> PROBLEM STATEMENT:
Copy all lines that contain the word "τόμους".

> Dataset records:
— Begin —
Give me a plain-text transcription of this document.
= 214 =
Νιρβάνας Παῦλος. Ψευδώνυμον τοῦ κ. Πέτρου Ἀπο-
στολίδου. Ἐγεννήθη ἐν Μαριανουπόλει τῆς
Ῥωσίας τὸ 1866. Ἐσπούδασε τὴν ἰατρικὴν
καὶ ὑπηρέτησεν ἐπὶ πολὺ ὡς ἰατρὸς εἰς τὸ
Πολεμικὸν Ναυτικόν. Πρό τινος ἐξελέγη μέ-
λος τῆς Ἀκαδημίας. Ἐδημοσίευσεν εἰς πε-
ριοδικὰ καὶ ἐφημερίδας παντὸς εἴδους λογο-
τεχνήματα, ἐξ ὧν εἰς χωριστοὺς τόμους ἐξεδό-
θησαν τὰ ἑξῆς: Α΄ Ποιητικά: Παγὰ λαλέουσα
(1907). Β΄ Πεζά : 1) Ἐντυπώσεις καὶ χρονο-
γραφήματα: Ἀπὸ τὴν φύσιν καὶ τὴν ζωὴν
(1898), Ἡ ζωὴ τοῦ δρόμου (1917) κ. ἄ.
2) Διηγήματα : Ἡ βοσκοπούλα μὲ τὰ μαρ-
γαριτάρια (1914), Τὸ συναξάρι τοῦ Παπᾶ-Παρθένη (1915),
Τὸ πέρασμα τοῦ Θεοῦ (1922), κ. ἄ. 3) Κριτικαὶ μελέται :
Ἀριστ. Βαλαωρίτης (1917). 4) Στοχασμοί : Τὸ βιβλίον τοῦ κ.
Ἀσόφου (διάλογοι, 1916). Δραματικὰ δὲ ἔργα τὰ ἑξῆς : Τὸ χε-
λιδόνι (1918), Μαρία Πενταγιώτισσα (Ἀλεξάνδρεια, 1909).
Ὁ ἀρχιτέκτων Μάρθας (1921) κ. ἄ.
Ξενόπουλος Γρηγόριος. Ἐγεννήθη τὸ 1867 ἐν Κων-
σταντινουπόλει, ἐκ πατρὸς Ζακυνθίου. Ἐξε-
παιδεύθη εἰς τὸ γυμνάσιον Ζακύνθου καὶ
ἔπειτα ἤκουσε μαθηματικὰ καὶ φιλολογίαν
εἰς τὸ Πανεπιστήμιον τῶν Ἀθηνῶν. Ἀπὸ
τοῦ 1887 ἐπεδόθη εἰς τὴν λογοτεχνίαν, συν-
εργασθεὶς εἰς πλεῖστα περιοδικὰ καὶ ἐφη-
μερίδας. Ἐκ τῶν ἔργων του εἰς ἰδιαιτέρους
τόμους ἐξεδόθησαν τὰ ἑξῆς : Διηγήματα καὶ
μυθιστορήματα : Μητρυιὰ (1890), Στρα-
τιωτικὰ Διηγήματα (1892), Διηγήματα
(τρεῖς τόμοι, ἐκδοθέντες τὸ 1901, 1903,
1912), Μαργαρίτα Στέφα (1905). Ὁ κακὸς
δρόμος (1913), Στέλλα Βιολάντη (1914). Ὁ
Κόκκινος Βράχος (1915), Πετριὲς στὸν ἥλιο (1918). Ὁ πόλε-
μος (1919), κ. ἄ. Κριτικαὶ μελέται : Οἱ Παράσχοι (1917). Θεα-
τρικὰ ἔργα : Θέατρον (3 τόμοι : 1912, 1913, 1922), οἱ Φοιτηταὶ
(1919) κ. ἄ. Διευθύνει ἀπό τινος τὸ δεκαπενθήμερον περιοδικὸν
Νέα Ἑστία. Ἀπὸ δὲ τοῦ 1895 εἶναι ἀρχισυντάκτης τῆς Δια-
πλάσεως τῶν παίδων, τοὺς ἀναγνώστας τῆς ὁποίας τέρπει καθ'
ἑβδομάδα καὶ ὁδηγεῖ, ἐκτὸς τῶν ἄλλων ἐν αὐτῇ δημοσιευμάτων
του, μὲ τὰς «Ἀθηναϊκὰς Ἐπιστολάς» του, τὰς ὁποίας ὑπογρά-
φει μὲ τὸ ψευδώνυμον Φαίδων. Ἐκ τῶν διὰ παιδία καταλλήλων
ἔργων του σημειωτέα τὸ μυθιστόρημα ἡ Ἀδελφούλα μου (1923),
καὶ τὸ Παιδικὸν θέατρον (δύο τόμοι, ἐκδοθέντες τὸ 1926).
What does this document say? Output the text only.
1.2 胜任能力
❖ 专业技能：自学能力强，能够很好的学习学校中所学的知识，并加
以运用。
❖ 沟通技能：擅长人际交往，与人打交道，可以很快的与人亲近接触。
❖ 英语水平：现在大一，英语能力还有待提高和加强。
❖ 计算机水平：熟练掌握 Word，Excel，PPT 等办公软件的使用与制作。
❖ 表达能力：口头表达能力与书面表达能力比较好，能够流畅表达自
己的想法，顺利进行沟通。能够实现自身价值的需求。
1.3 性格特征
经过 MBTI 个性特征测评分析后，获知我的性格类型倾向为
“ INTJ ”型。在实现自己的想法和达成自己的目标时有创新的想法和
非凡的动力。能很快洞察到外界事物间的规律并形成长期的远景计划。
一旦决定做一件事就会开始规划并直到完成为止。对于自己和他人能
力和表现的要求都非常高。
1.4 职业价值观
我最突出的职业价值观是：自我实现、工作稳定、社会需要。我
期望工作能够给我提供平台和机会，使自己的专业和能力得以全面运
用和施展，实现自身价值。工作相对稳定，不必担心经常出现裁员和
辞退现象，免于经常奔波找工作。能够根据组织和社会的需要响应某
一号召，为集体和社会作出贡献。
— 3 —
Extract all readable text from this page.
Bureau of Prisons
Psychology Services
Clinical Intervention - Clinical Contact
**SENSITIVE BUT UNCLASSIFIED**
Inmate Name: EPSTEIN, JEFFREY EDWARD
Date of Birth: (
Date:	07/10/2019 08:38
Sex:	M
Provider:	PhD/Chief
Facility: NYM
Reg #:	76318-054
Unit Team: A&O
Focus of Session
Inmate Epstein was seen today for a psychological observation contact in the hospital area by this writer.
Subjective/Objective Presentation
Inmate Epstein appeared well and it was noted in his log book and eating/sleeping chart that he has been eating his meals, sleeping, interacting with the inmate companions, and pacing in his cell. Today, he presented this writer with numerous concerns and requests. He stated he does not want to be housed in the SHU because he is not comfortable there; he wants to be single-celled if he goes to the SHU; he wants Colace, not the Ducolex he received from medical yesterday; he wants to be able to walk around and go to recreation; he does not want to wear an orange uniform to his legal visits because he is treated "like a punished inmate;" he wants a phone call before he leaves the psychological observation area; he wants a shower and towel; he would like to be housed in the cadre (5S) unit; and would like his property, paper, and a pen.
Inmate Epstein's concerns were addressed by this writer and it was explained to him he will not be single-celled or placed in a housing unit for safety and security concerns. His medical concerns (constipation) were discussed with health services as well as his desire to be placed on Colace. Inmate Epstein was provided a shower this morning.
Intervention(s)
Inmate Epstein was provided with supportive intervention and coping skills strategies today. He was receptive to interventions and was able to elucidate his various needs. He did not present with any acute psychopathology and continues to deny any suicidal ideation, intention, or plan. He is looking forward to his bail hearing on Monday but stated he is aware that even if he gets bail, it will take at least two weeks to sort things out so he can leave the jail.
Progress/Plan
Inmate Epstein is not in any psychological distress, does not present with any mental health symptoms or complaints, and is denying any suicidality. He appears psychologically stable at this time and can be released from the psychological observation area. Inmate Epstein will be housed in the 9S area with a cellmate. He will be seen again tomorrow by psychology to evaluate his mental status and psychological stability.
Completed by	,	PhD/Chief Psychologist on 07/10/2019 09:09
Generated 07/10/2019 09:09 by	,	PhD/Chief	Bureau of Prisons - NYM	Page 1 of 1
— End —
> FINAL RESULT:
τεχνήματα, ἐξ ὧν εἰς χωριστοὺς τόμους ἐξεδό-
τόμους ἐξεδόθησαν τὰ ἑξῆς : Διηγήματα καὶ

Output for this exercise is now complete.